Rencontrée à Paris lors de sa tournée de promotion européenne, Clemantine présente un visage où la jovialité le dispute à la rigueur, le souci d’être bien comprise à la pulsion de vie. Quand elle rit, elle ne ménage pas ses éclats, ni quand elle s’emporte, les regards sombres. Soucieuse que des termes lourds de sens comme « génocide » ou « réfugiée » ne soient pas employés à la légère, elle mène aussi la vie dure à ceux qui font sonner son prénom à l’américaine, comme dans la chanson Clementine de Bing Crosby. « Avec ce livre, je souhaitais aller au-delà des aspects politiques ou économiques souvent mis en avant quand on parle de conflits, pour raconter une histoire humaine, incarnée, afin que les gens, jusqu’au sommet des États, fassent preuve d’empathie au moment de prendre des décisions cruciales pour des peuples entiers. Mon histoire, des tas de gens la vivent encore en ce moment-même! », pèse la jeune femme. Pour elle, pourtant, la compassion est une arme à double tranchant. « Je pense qu’elle doit se manifester d’humain à humain, pas de victime à bienfaiteur, sous peine de placer les deux parties dans une relation biaisée sinon perverse. » Ainsi, comme elle l’écrit: « Tu peux avoir des idées et je peux avoir de la force. Tu peux avoir une tomate et je peux avoir un couteau. Nous avons besoin l’un de l’autre (…) Nous devons voir au-delà de ce que chacun projette aux autres. J’ai grandi dans un monde où les cadeaux n’étaient jamais innocents. Au type qui m’offre des fleurs parce qu’il m’a trompé, je dis: garde tes fleurs, règle ton problème et je verrai, ensuite, si je te reprends. »
Même si elle refuse « de rester bloquer dans le passé », Clemantine Wamariya livre des pages très dures sur la politique coloniale allemande puis belge au Rwanda. « Un pays qu’ils avaient contaminé avec leur science aussi cruelle que mensongère: l’eugénisme » – notamment en distinguant les Tutsi des Hutu avec les conséquences tragiques qu’on connaît. Ce qui motive, à tout le moins, sa réserve vis-à-vis de certains travailleurs humanitaires, aujourd’hui encore. « Comment peut-on accepter quelque chose de la part de soi-disant sauveurs, alors que leurs prédécesseurs ont poussé son peuple à se détruire? … Mais il ne m’appartient pas de vous reprocher en tant que Français ou Belges du XXIe siècle ce que nous ont fait vos ancêtres. Voyons plutôt ce qu’il est possible de réaliser ensemble, aujourd’hui, pour améliorer les choses. » Interroger son passé colonial, par exemple. Comme quand, photo Instagram à l’appui, Clémantine dénonce ces « petites mains d’Anvers » qui continuent à être commercialisées comme friandises en Belgique. « Leur origine remonte quand même aux mutilations opérées par le roi Léopold II au Congo! »

# CONSIGNE A:
Résumez brièvement le paragraphe du texte fourni qui commence par « Même si elle refuse », en conservant ses faits principaux.
# CONSIGNE B:
Indiquez, par oui ou par non, si chacune des affirmations suivantes est conforme au texte fourni, en citant les mots exacts qui fondent votre réponse : (i) Clemantine apprécie que l'on prononce son prénom à l'américaine ; (ii) selon elle, la compassion doit se manifester d'humain à humain ; (iii) elle tient les Français et les Belges d'aujourd'hui pour responsables des actes de leurs ancêtres.

# EXTRAIT DE DONNÉES:
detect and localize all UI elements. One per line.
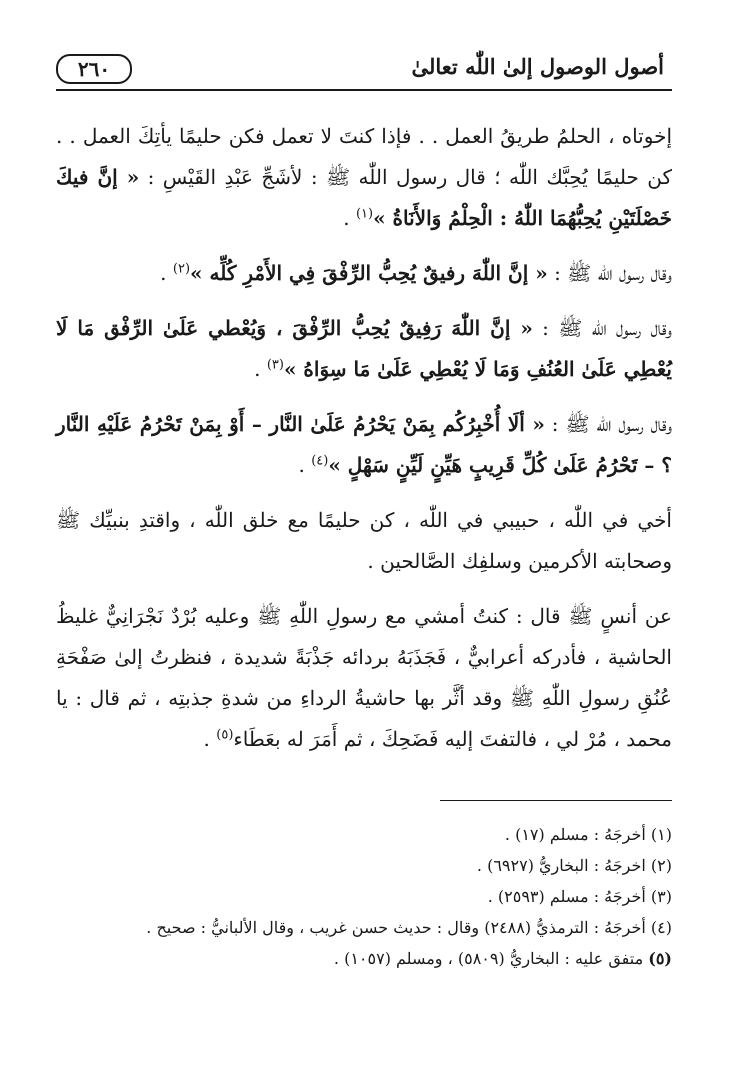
page-header [56, 40, 672, 92]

# RÉPONSE RÉDIGÉE A:
Sans vouloir rester bloquée dans le passé, Clemantine Wamariya décrit durement la politique coloniale allemande puis belge au Rwanda. Elle reproche à ces puissances d'avoir introduit l'eugénisme en distinguant les Tutsi des Hutu, avec des conséquences tragiques. Cela explique sa réserve actuelle envers certains travailleurs humanitaires. Elle refuse toutefois de reprocher aux Français ou aux Belges du XXIe siècle les actes de leurs ancêtres. Elle préfère chercher ce qui peut être accompli ensemble aujourd'hui, par exemple interroger le passé colonial. C'est ainsi qu'elle dénonce sur Instagram les « petites mains d'Anvers », friandises encore vendues en Belgique. Leur origine remonte aux mutilations opérées par le roi Léopold II au Congo.

# RÉPONSE RÉDIGÉE B:
(i) Non : « elle mène aussi la vie dure à ceux qui font sonner son prénom à l’américaine ».
(ii) Oui : « elle doit se manifester d’humain à humain, pas de victime à bienfaiteur ».
(iii) Non : « il ne m’appartient pas de vous reprocher en tant que Français ou Belges du XXIe siècle ce que nous ont fait vos ancêtres ».